Your task is to reproduce the material exactly.

───── Working data

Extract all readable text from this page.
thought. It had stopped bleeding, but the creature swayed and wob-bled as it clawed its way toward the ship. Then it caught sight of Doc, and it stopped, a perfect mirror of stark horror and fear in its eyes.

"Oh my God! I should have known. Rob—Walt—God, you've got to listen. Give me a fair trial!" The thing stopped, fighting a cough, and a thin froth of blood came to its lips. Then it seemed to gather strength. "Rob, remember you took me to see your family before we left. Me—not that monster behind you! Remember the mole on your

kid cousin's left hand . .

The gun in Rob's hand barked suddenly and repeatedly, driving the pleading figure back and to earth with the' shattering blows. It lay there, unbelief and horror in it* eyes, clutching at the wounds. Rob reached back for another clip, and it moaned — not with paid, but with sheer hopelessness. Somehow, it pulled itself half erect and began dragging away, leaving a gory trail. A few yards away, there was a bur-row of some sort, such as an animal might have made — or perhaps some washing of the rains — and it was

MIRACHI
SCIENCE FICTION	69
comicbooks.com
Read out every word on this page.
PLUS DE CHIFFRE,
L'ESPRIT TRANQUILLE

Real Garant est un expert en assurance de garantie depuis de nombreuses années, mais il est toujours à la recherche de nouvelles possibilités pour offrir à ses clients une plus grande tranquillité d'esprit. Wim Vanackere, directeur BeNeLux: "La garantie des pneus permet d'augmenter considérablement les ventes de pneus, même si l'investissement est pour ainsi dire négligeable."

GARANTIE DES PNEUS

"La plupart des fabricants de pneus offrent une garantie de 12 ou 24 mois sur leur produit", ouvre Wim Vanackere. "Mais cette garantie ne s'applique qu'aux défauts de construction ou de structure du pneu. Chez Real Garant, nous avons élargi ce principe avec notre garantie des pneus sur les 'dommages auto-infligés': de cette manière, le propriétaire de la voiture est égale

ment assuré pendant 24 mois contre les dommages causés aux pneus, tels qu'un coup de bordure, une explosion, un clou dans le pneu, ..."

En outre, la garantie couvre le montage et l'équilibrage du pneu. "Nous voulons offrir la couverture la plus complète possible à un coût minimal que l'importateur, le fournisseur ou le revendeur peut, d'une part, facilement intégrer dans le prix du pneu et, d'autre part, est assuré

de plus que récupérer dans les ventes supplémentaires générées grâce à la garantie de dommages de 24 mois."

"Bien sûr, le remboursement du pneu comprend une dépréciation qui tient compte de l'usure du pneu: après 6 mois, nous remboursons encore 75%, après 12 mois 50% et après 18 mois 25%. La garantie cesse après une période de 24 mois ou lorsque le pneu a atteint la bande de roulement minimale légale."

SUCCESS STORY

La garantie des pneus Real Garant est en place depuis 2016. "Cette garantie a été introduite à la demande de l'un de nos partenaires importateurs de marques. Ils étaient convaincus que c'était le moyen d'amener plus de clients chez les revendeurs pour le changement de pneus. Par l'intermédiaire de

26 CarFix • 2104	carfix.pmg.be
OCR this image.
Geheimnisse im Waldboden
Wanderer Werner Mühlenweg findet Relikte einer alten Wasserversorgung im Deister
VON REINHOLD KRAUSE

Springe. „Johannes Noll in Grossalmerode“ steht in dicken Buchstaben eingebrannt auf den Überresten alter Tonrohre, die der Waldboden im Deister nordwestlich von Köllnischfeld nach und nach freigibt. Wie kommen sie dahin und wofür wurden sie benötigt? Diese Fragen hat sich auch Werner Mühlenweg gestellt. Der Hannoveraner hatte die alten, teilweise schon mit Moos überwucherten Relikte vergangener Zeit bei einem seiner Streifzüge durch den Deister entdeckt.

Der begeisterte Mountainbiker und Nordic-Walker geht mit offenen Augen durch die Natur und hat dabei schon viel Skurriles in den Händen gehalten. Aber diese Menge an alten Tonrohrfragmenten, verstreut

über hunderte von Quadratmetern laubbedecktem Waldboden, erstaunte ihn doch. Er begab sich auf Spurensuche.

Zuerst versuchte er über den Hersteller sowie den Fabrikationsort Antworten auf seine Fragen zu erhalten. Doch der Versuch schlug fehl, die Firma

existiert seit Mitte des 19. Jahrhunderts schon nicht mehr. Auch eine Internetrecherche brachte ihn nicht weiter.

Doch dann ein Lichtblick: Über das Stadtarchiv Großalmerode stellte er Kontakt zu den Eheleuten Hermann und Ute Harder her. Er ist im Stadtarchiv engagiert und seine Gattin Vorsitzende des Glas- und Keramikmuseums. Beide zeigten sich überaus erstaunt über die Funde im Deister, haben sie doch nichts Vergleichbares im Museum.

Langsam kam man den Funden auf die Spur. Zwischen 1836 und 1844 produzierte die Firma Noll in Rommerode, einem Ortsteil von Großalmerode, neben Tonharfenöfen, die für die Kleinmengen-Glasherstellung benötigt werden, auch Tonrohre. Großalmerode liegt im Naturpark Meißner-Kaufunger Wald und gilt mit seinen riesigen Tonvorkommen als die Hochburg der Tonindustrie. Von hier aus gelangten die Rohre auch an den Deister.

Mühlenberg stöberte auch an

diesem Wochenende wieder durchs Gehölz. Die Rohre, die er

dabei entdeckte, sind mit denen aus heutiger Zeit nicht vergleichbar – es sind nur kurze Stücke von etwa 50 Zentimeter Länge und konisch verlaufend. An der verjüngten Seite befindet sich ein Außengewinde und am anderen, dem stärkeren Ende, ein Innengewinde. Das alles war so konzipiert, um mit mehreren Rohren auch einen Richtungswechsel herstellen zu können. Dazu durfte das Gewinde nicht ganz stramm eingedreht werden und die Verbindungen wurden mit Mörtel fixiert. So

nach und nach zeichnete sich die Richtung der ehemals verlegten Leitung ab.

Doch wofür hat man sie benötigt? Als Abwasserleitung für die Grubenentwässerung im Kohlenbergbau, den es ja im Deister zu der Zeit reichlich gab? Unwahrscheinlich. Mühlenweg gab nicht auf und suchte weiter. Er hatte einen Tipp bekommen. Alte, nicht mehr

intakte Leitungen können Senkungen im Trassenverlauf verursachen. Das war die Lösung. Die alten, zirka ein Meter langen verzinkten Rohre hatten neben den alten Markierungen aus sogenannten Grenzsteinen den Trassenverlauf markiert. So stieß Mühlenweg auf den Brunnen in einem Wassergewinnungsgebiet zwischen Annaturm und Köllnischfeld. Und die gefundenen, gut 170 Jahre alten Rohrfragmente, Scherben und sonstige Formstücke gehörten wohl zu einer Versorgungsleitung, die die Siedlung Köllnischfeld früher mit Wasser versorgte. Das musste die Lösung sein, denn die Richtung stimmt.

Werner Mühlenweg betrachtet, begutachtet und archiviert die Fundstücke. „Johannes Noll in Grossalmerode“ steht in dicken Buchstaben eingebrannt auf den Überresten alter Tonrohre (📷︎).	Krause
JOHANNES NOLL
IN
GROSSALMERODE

──────────

# Finished task
Extract all readable text from this page.
thought. It had stopped bleeding, but the creature swayed and wob-bled as it clawed its way toward the ship. Then it caught sight of Doc, and it stopped, a perfect mirror of stark horror and fear in its eyes.

"Oh my God! I should have known. Rob—Walt—God, you've got to listen. Give me a fair trial!" The thing stopped, fighting a cough, and a thin froth of blood came to its lips. Then it seemed to gather strength. "Rob, remember you took me to see your family before we left. Me—not that monster behind you! Remember the mole on your

kid cousin's left hand . .

The gun in Rob's hand barked suddenly and repeatedly, driving the pleading figure back and to earth with the' shattering blows. It lay there, unbelief and horror in it* eyes, clutching at the wounds. Rob reached back for another clip, and it moaned — not with paid, but with sheer hopelessness. Somehow, it pulled itself half erect and began dragging away, leaving a gory trail. A few yards away, there was a bur-row of some sort, such as an animal might have made — or perhaps some washing of the rains — and it was

MIRACHI
SCIENCE FICTION	69
comicbooks.com
Read out every word on this page.
PLUS DE CHIFFRE,
L'ESPRIT TRANQUILLE

Real Garant est un expert en assurance de garantie depuis de nombreuses années, mais il est toujours à la recherche de nouvelles possibilités pour offrir à ses clients une plus grande tranquillité d'esprit. Wim Vanackere, directeur BeNeLux: "La garantie des pneus permet d'augmenter considérablement les ventes de pneus, même si l'investissement est pour ainsi dire négligeable."

GARANTIE DES PNEUS

"La plupart des fabricants de pneus offrent une garantie de 12 ou 24 mois sur leur produit", ouvre Wim Vanackere. "Mais cette garantie ne s'applique qu'aux défauts de construction ou de structure du pneu. Chez Real Garant, nous avons élargi ce principe avec notre garantie des pneus sur les 'dommages auto-infligés': de cette manière, le propriétaire de la voiture est égale

ment assuré pendant 24 mois contre les dommages causés aux pneus, tels qu'un coup de bordure, une explosion, un clou dans le pneu, ..."

En outre, la garantie couvre le montage et l'équilibrage du pneu. "Nous voulons offrir la couverture la plus complète possible à un coût minimal que l'importateur, le fournisseur ou le revendeur peut, d'une part, facilement intégrer dans le prix du pneu et, d'autre part, est assuré

de plus que récupérer dans les ventes supplémentaires générées grâce à la garantie de dommages de 24 mois."

"Bien sûr, le remboursement du pneu comprend une dépréciation qui tient compte de l'usure du pneu: après 6 mois, nous remboursons encore 75%, après 12 mois 50% et après 18 mois 25%. La garantie cesse après une période de 24 mois ou lorsque le pneu a atteint la bande de roulement minimale légale."

SUCCESS STORY

La garantie des pneus Real Garant est en place depuis 2016. "Cette garantie a été introduite à la demande de l'un de nos partenaires importateurs de marques. Ils étaient convaincus que c'était le moyen d'amener plus de clients chez les revendeurs pour le changement de pneus. Par l'intermédiaire de

26 CarFix • 2104	carfix.pmg.be
OCR this image.
Geheimnisse im Waldboden
Wanderer Werner Mühlenweg findet Relikte einer alten Wasserversorgung im Deister
VON REINHOLD KRAUSE

Springe. „Johannes Noll in Grossalmerode“ steht in dicken Buchstaben eingebrannt auf den Überresten alter Tonrohre, die der Waldboden im Deister nordwestlich von Köllnischfeld nach und nach freigibt. Wie kommen sie dahin und wofür wurden sie benötigt? Diese Fragen hat sich auch Werner Mühlenweg gestellt. Der Hannoveraner hatte die alten, teilweise schon mit Moos überwucherten Relikte vergangener Zeit bei einem seiner Streifzüge durch den Deister entdeckt.

Der begeisterte Mountainbiker und Nordic-Walker geht mit offenen Augen durch die Natur und hat dabei schon viel Skurriles in den Händen gehalten. Aber diese Menge an alten Tonrohrfragmenten, verstreut

über hunderte von Quadratmetern laubbedecktem Waldboden, erstaunte ihn doch. Er begab sich auf Spurensuche.

Zuerst versuchte er über den Hersteller sowie den Fabrikationsort Antworten auf seine Fragen zu erhalten. Doch der Versuch schlug fehl, die Firma

existiert seit Mitte des 19. Jahrhunderts schon nicht mehr. Auch eine Internetrecherche brachte ihn nicht weiter.

Doch dann ein Lichtblick: Über das Stadtarchiv Großalmerode stellte er Kontakt zu den Eheleuten Hermann und Ute Harder her. Er ist im Stadtarchiv engagiert und seine Gattin Vorsitzende des Glas- und Keramikmuseums. Beide zeigten sich überaus erstaunt über die Funde im Deister, haben sie doch nichts Vergleichbares im Museum.

Langsam kam man den Funden auf die Spur. Zwischen 1836 und 1844 produzierte die Firma Noll in Rommerode, einem Ortsteil von Großalmerode, neben Tonharfenöfen, die für die Kleinmengen-Glasherstellung benötigt werden, auch Tonrohre. Großalmerode liegt im Naturpark Meißner-Kaufunger Wald und gilt mit seinen riesigen Tonvorkommen als die Hochburg der Tonindustrie. Von hier aus gelangten die Rohre auch an den Deister.

Mühlenberg stöberte auch an

diesem Wochenende wieder durchs Gehölz. Die Rohre, die er

dabei entdeckte, sind mit denen aus heutiger Zeit nicht vergleichbar – es sind nur kurze Stücke von etwa 50 Zentimeter Länge und konisch verlaufend. An der verjüngten Seite befindet sich ein Außengewinde und am anderen, dem stärkeren Ende, ein Innengewinde. Das alles war so konzipiert, um mit mehreren Rohren auch einen Richtungswechsel herstellen zu können. Dazu durfte das Gewinde nicht ganz stramm eingedreht werden und die Verbindungen wurden mit Mörtel fixiert. So

nach und nach zeichnete sich die Richtung der ehemals verlegten Leitung ab.

Doch wofür hat man sie benötigt? Als Abwasserleitung für die Grubenentwässerung im Kohlenbergbau, den es ja im Deister zu der Zeit reichlich gab? Unwahrscheinlich. Mühlenweg gab nicht auf und suchte weiter. Er hatte einen Tipp bekommen. Alte, nicht mehr

intakte Leitungen können Senkungen im Trassenverlauf verursachen. Das war die Lösung. Die alten, zirka ein Meter langen verzinkten Rohre hatten neben den alten Markierungen aus sogenannten Grenzsteinen den Trassenverlauf markiert. So stieß Mühlenweg auf den Brunnen in einem Wassergewinnungsgebiet zwischen Annaturm und Köllnischfeld. Und die gefundenen, gut 170 Jahre alten Rohrfragmente, Scherben und sonstige Formstücke gehörten wohl zu einer Versorgungsleitung, die die Siedlung Köllnischfeld früher mit Wasser versorgte. Das musste die Lösung sein, denn die Richtung stimmt.

Werner Mühlenweg betrachtet, begutachtet und archiviert die Fundstücke. „Johannes Noll in Grossalmerode“ steht in dicken Buchstaben eingebrannt auf den Überresten alter Tonrohre (📷︎).	Krause
JOHANNES NOLL
IN
GROSSALMERODE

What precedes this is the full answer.